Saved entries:
★ ★ ★ ★ ★

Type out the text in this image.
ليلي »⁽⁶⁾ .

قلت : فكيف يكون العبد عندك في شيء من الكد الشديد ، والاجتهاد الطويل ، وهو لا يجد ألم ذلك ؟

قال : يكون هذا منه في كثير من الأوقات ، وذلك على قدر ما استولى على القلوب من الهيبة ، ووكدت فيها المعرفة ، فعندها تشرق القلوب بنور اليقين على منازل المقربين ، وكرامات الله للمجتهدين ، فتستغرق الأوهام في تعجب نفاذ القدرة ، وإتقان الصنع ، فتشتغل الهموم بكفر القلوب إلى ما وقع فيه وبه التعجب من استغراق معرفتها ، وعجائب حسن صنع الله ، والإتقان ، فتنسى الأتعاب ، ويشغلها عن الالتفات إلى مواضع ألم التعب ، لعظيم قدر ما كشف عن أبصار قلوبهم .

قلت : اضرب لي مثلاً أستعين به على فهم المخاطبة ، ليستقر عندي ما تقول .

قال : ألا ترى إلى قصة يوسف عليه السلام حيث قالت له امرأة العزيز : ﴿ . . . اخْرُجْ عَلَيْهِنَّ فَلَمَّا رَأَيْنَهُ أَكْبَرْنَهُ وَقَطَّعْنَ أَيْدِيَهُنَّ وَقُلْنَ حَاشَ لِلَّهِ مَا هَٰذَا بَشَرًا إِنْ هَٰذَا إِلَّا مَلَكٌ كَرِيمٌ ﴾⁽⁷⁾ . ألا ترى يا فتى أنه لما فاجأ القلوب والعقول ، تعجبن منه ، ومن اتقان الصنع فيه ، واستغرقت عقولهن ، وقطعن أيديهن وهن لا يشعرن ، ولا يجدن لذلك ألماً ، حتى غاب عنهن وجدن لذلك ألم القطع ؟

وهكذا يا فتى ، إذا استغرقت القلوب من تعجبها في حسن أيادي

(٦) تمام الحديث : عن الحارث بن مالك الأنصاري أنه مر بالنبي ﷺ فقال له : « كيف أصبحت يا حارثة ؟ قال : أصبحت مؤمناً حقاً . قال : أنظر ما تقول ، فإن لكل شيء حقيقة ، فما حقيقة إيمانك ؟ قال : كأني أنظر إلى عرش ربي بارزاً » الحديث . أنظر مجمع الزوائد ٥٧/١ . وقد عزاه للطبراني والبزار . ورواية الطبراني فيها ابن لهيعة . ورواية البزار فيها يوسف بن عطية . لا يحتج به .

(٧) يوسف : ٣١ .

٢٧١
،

★ ★ ★ ★ ★

The exercise:
Write the listing out again, exactly as shown above.

Output of the task:
Type out the text in this image.
ليلي »⁽⁶⁾ .

قلت : فكيف يكون العبد عندك في شيء من الكد الشديد ، والاجتهاد الطويل ، وهو لا يجد ألم ذلك ؟

قال : يكون هذا منه في كثير من الأوقات ، وذلك على قدر ما استولى على القلوب من الهيبة ، ووكدت فيها المعرفة ، فعندها تشرق القلوب بنور اليقين على منازل المقربين ، وكرامات الله للمجتهدين ، فتستغرق الأوهام في تعجب نفاذ القدرة ، وإتقان الصنع ، فتشتغل الهموم بكفر القلوب إلى ما وقع فيه وبه التعجب من استغراق معرفتها ، وعجائب حسن صنع الله ، والإتقان ، فتنسى الأتعاب ، ويشغلها عن الالتفات إلى مواضع ألم التعب ، لعظيم قدر ما كشف عن أبصار قلوبهم .

قلت : اضرب لي مثلاً أستعين به على فهم المخاطبة ، ليستقر عندي ما تقول .

قال : ألا ترى إلى قصة يوسف عليه السلام حيث قالت له امرأة العزيز : ﴿ . . . اخْرُجْ عَلَيْهِنَّ فَلَمَّا رَأَيْنَهُ أَكْبَرْنَهُ وَقَطَّعْنَ أَيْدِيَهُنَّ وَقُلْنَ حَاشَ لِلَّهِ مَا هَٰذَا بَشَرًا إِنْ هَٰذَا إِلَّا مَلَكٌ كَرِيمٌ ﴾⁽⁷⁾ . ألا ترى يا فتى أنه لما فاجأ القلوب والعقول ، تعجبن منه ، ومن اتقان الصنع فيه ، واستغرقت عقولهن ، وقطعن أيديهن وهن لا يشعرن ، ولا يجدن لذلك ألماً ، حتى غاب عنهن وجدن لذلك ألم القطع ؟

وهكذا يا فتى ، إذا استغرقت القلوب من تعجبها في حسن أيادي

(٦) تمام الحديث : عن الحارث بن مالك الأنصاري أنه مر بالنبي ﷺ فقال له : « كيف أصبحت يا حارثة ؟ قال : أصبحت مؤمناً حقاً . قال : أنظر ما تقول ، فإن لكل شيء حقيقة ، فما حقيقة إيمانك ؟ قال : كأني أنظر إلى عرش ربي بارزاً » الحديث . أنظر مجمع الزوائد ٥٧/١ . وقد عزاه للطبراني والبزار . ورواية الطبراني فيها ابن لهيعة . ورواية البزار فيها يوسف بن عطية . لا يحتج به .

(٧) يوسف : ٣١ .

٢٧١
،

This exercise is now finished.